[Opening Source document section]

These findings conform to the diagnosis of a lymphoepithelioma-like carcinoma (LELCS). The main differential diagnosis, a metastasis of a lymphoepithelioma of the nasopharynx, was excluded by a magnetic resonance imaging of the head. Because of the advanced age of the patient, adjunctive radiotherapy was rejected.

Discussion

Lymphoepithelial carcinoma is a very common malignancy of the nasopharynx (Schmincke type). It can also be found in the palatine tonsils, salivary glands, lung, thymus, gastrointestinal tract and uterine cervix, but it rarely occurs on the skin [1]. LELCS was first described by Swanson in 1988 and is mainly located in the head and neck area [2]. There are only a few cases of a LELCS on the trunk. Clinical features of the carcinoma are mostly nodules up to 20 mm in diameter, increasing in size over months or years. Most of the affected patients are elderly (> 50 years of age) and there is no gender favoured [3]. Differential diagnosis include squamous cell carcinoma, adnexal carcinoma, Merkel cell tumors, lymphomas, skin metastasis and basal cell carcinoma, as in our case.

Histologically the tumor affects the mid and reticular dermis and occasionally the subcutis and skeletal muscle. Tumor cells are mainly arranged in nodular structures surrounded by an inflammatory infiltrate. There is no connection to the epidermis. LELCS immunohistochemically present a positive staining for cytokeratins and frequently a positive staining for epithelial membrane antigens. The inflammatory cells stain with various T- and B-cell markers [4].

The histogenesis is still controversial. Some authors have suggested a link to skin appendages like sweat glands or hair follicles [5]. In our case there was no evidence for a definite adnexal differentiation. Our results confirm previous findings that LELCS is not related to the Epstein-Barr virus, unlike nasopharyngeal epithelial carcinoma [6].

[Closing Source document section]
[Opening Extracted material section]

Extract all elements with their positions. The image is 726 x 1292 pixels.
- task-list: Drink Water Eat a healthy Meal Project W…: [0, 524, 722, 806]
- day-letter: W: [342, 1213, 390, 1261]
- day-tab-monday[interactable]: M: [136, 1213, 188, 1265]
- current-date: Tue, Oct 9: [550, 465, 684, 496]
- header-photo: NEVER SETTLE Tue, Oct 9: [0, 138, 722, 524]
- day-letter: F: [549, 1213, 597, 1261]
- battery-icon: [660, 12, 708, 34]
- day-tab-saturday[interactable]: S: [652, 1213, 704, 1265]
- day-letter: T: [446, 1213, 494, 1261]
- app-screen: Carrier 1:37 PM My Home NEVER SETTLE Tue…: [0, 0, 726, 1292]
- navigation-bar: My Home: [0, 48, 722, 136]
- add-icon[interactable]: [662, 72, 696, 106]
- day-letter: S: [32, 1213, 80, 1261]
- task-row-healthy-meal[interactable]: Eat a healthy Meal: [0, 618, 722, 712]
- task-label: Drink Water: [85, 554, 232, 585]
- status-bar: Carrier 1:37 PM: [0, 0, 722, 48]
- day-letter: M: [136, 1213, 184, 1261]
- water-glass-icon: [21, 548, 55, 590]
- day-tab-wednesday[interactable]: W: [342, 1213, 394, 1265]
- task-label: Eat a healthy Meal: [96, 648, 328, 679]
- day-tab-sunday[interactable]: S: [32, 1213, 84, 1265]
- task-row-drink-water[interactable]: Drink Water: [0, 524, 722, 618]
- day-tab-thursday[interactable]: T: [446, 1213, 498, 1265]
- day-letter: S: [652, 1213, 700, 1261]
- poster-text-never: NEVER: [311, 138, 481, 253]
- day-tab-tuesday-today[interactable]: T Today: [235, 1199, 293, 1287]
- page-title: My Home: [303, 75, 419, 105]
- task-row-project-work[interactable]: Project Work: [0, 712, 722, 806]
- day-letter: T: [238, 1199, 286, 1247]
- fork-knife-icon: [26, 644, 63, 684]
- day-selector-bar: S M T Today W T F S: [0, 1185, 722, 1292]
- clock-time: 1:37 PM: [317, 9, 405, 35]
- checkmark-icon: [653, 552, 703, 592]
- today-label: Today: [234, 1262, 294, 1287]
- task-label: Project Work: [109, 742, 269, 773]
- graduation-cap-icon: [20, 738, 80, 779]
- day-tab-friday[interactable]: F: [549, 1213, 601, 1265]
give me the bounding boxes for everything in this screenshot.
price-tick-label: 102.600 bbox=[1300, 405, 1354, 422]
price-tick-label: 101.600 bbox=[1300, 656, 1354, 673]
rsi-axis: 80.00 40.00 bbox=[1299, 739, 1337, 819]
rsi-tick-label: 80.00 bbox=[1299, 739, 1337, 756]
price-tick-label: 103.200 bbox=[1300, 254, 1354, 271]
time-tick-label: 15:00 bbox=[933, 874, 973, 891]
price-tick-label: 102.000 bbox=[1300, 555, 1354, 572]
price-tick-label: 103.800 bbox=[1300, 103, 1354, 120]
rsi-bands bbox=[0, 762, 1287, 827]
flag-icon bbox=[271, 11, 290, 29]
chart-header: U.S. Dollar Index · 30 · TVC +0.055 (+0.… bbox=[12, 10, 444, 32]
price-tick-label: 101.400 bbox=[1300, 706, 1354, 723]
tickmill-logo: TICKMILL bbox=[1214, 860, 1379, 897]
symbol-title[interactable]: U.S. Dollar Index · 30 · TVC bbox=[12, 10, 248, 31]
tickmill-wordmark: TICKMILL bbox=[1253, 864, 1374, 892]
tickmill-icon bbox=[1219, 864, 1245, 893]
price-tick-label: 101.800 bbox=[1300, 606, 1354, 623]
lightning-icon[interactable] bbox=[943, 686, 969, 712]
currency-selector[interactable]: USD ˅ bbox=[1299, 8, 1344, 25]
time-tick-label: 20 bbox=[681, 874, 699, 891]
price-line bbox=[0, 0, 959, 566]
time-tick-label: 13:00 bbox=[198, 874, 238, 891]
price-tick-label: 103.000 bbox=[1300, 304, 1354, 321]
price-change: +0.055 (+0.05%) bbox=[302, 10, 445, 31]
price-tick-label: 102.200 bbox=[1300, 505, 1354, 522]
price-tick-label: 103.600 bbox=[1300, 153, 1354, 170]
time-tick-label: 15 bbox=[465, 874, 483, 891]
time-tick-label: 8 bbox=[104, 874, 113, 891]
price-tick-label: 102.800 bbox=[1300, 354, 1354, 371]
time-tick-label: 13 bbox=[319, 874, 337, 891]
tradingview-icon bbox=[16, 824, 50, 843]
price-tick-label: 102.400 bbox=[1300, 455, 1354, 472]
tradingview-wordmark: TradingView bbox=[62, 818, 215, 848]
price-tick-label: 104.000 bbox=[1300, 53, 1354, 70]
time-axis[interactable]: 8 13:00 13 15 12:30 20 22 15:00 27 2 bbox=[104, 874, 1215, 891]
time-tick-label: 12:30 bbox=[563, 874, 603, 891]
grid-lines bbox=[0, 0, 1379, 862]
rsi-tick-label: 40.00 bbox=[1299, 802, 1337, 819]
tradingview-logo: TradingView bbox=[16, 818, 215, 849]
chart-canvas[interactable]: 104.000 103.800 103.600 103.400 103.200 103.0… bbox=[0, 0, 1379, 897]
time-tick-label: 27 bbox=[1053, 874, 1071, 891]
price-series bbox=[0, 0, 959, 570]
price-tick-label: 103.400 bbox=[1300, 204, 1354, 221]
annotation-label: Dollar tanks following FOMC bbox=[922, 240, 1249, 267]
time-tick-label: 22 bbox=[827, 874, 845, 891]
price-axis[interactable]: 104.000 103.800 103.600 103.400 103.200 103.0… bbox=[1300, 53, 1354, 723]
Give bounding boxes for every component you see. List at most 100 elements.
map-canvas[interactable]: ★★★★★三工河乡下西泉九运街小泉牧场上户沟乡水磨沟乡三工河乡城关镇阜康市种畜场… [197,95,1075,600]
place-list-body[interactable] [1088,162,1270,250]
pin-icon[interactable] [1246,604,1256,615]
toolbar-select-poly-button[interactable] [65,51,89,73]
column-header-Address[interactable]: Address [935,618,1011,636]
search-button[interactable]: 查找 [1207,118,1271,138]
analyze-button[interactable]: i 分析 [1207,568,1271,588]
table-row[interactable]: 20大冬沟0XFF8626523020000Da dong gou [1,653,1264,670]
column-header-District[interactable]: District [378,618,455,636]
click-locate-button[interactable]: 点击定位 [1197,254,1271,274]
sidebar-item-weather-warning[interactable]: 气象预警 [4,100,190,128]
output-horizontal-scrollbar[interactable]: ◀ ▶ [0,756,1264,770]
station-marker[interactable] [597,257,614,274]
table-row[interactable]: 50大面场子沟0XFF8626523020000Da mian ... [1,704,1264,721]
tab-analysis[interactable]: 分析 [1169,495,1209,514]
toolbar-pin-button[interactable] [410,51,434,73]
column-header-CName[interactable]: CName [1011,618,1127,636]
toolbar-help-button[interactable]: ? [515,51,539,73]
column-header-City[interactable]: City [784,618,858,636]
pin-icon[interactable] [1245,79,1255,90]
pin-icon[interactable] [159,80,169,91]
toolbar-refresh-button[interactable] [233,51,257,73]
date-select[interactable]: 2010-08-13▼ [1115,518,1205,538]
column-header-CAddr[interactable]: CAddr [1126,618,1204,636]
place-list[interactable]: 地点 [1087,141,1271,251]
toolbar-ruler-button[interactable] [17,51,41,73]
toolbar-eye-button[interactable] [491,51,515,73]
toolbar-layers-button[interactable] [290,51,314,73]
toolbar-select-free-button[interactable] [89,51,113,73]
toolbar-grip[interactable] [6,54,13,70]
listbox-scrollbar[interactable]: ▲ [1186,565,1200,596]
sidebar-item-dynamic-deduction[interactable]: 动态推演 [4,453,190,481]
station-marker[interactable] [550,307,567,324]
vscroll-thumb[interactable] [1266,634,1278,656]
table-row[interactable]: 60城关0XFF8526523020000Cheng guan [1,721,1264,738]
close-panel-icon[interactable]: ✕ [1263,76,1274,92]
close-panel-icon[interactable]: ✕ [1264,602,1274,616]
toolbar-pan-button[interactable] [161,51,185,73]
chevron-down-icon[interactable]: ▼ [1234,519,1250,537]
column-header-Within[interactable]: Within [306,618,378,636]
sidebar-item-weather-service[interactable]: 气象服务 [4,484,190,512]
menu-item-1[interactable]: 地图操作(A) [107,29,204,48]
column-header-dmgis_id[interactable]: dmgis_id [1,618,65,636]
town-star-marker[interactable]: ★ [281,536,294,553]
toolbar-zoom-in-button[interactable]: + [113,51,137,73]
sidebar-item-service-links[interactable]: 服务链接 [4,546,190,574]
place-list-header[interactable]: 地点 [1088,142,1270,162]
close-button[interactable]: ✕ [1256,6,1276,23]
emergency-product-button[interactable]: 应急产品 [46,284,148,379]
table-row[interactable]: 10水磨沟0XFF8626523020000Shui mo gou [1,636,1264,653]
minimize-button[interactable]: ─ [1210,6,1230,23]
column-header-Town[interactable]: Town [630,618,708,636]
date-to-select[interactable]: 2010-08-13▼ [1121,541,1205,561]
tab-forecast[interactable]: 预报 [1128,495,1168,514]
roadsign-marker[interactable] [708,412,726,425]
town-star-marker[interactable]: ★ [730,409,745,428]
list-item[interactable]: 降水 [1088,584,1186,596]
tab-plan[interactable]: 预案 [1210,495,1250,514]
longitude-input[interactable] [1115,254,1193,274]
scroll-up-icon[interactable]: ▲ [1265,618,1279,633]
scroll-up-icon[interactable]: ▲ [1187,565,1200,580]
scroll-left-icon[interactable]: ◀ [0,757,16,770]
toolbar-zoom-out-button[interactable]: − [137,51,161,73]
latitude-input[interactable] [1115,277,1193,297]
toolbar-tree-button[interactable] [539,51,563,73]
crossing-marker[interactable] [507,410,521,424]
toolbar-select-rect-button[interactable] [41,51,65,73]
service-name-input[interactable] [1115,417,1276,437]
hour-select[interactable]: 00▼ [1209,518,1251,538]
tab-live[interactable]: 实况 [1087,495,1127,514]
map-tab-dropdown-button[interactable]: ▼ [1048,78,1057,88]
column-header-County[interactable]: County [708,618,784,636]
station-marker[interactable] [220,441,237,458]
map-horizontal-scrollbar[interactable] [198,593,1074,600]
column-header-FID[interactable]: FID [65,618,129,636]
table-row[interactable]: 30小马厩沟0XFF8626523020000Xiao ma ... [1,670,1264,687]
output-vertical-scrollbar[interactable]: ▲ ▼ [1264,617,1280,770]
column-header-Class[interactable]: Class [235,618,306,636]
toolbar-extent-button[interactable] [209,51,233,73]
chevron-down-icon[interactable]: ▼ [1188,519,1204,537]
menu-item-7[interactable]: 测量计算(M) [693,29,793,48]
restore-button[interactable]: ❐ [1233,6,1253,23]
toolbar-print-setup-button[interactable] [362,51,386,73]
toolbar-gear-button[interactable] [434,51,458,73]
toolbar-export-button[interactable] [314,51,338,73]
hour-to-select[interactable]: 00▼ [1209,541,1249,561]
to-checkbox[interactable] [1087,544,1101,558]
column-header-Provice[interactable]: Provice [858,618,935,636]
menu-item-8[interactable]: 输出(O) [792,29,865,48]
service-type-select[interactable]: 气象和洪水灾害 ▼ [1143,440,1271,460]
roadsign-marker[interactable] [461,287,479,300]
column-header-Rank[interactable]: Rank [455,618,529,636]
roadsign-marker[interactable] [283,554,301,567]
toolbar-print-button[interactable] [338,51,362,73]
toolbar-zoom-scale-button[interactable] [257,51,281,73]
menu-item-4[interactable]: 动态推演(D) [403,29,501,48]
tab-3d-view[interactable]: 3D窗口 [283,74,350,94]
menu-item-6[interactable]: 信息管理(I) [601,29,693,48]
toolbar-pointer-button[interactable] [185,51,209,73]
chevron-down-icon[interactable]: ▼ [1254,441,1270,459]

[Closing Extracted material section]

▸ Things to do
[1] In the case report on lymphoepithelioma-like carcinoma of the skin, who first described LELCS, and in what year?
[2] Write the next part of the case report on lymphoepithelioma-like carcinoma of the skin, starting after its final sentence.

▸ Replies
[1] Swanson, in 1988.

[2]
LELCS seems to be a malignant, undifferentiated, epithelial neoplasm with slow local growth and a moderate tendency to metastasize. The prognosis is relatively good. Only one case of a fatal distant metastasis has been reported. The management of LELCS should include an imaging investigation for exclusion of metastases of a nasopharynx carcinoma and a wide local excision, possibly followed by an adjunctive radiotherapy. For the clinician, a biopsy of a slowly growing tumor located on the head or neck of an elderly patient is necessary, because LELCS can mimic more frequently occurring tumors, including basal cell carcinoma as in our case, and, therefore, the correct diagnosis would have been missed without histopathological examination.

Acknowledgements

Financial support: none. Conflict of interest: none.

References

1 Glaich A, Behroozan D, Cohen J, Goldberg L. Lymphoepithelioma-like carcinoma of the Skin: A report of two cases treated with complete microscopic margin control and review of the literature. Dermatol Surg 2006; 32: 316-9.

2 Swanson SA, Cooper PH, Mills SE, Wick MR. Lymphoepithelioma-like carcinoma of the skin. Mod Pathol 1988; 1: 359.

3 Cavalieri S, Feliciani C, Massi G, et al. Lymphoepithelioma-like carcinoma of the skin. Int J Immunopathol Pharmacol 2007; 20: 851-4.

4 Petter G, Haustein UF. Rare and newly described histological variants of cutaneous squamous epithelial carcinoma. Classification by histopthology, cytomorphology and malignant potential. Hautarzt 2001; 52: 288-97.

5 Ko T, Muramtsu T, Shirai T. Lymphoepithelioma-like carcinoma of the skin. J Dermatol 1997; 24: 104-9.

6 Ferlicot S, Plantier F, Rethers L, Bui AD, Wechsler J. Lymphoepithelioma-like carcinoma of the skin: a report of 3 Epstein-Barr virus (EBV)-negative additional cases. Immunohistochemial study of the stroma reaction. J Cutan Pathol 2000; 27: 306-11.